[Start Data excerpts]

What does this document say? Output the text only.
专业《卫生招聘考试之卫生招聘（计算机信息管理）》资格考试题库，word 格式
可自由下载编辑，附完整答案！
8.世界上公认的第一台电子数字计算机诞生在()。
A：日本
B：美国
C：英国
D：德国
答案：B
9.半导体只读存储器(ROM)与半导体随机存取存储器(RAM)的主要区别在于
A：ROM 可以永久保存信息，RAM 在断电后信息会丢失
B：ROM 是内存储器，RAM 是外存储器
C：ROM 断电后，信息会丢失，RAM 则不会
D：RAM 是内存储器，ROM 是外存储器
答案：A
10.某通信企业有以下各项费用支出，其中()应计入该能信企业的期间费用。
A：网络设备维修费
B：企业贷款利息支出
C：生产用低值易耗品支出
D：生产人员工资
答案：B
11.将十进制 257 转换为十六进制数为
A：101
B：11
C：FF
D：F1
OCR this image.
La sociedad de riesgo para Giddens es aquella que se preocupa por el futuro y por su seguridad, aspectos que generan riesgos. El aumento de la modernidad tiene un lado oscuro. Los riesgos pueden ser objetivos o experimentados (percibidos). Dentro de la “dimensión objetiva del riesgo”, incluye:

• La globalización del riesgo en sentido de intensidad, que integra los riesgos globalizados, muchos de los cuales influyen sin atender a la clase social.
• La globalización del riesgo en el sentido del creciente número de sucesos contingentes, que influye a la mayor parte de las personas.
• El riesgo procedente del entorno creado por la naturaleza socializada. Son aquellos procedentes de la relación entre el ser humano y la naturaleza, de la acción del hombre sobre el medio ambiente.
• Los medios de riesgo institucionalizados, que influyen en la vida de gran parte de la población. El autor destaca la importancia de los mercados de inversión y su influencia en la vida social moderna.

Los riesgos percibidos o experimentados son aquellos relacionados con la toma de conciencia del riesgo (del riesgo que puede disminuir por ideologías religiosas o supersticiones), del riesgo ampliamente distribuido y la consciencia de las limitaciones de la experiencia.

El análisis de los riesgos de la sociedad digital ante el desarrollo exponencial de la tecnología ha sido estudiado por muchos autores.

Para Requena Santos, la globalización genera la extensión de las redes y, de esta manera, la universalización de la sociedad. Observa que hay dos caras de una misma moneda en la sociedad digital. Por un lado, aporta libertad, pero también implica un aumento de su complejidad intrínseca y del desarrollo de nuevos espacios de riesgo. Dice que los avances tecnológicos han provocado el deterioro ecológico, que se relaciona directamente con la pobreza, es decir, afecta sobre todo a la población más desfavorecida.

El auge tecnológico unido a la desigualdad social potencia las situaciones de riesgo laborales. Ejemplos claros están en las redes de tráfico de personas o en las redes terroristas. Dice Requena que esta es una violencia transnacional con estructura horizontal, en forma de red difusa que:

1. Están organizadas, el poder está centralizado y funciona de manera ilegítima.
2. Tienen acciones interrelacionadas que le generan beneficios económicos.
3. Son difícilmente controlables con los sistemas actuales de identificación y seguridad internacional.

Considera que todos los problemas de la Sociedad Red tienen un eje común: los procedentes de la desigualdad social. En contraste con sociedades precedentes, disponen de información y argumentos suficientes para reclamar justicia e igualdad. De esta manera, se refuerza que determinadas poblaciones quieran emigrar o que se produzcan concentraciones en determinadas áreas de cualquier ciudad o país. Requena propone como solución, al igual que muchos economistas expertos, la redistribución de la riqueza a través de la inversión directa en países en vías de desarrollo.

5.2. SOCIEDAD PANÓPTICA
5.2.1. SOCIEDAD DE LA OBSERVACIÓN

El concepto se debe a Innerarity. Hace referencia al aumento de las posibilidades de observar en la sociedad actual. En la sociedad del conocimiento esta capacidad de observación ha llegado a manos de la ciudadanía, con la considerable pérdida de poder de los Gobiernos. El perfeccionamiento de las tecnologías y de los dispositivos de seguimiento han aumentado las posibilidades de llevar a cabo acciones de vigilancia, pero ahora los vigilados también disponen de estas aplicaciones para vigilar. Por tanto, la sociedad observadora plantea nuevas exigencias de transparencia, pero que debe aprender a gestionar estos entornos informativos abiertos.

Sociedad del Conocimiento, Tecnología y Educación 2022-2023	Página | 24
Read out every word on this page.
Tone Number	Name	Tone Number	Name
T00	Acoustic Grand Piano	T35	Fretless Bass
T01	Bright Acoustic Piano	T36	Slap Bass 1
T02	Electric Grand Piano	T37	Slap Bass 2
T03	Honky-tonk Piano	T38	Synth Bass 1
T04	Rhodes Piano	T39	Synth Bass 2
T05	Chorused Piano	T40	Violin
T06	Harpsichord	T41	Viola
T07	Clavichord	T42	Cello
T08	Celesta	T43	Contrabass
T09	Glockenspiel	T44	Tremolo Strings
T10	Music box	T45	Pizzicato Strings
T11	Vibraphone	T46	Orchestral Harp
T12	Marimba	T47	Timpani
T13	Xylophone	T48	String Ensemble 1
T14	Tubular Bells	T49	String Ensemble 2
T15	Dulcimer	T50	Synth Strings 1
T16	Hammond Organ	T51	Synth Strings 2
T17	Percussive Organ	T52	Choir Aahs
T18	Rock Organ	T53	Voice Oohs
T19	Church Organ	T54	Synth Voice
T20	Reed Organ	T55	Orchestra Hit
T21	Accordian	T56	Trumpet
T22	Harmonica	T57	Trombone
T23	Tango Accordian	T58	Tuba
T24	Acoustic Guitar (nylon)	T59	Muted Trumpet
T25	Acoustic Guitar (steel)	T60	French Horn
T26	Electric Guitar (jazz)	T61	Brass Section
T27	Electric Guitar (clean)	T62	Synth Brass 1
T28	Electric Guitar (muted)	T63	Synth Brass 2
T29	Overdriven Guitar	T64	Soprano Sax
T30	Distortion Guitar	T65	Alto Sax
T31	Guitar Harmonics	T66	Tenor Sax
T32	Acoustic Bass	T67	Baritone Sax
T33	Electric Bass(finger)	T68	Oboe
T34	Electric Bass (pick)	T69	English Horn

[End Data excerpts]

Return, word for word, each line from the line that contains "Read out every word on this page." to the end of the listing above; include both end lines and nothing else.

Read out every word on this page.
Tone Number	Name	Tone Number	Name
T00	Acoustic Grand Piano	T35	Fretless Bass
T01	Bright Acoustic Piano	T36	Slap Bass 1
T02	Electric Grand Piano	T37	Slap Bass 2
T03	Honky-tonk Piano	T38	Synth Bass 1
T04	Rhodes Piano	T39	Synth Bass 2
T05	Chorused Piano	T40	Violin
T06	Harpsichord	T41	Viola
T07	Clavichord	T42	Cello
T08	Celesta	T43	Contrabass
T09	Glockenspiel	T44	Tremolo Strings
T10	Music box	T45	Pizzicato Strings
T11	Vibraphone	T46	Orchestral Harp
T12	Marimba	T47	Timpani
T13	Xylophone	T48	String Ensemble 1
T14	Tubular Bells	T49	String Ensemble 2
T15	Dulcimer	T50	Synth Strings 1
T16	Hammond Organ	T51	Synth Strings 2
T17	Percussive Organ	T52	Choir Aahs
T18	Rock Organ	T53	Voice Oohs
T19	Church Organ	T54	Synth Voice
T20	Reed Organ	T55	Orchestra Hit
T21	Accordian	T56	Trumpet
T22	Harmonica	T57	Trombone
T23	Tango Accordian	T58	Tuba
T24	Acoustic Guitar (nylon)	T59	Muted Trumpet
T25	Acoustic Guitar (steel)	T60	French Horn
T26	Electric Guitar (jazz)	T61	Brass Section
T27	Electric Guitar (clean)	T62	Synth Brass 1
T28	Electric Guitar (muted)	T63	Synth Brass 2
T29	Overdriven Guitar	T64	Soprano Sax
T30	Distortion Guitar	T65	Alto Sax
T31	Guitar Harmonics	T66	Tenor Sax
T32	Acoustic Bass	T67	Baritone Sax
T33	Electric Bass(finger)	T68	Oboe
T34	Electric Bass (pick)	T69	English Horn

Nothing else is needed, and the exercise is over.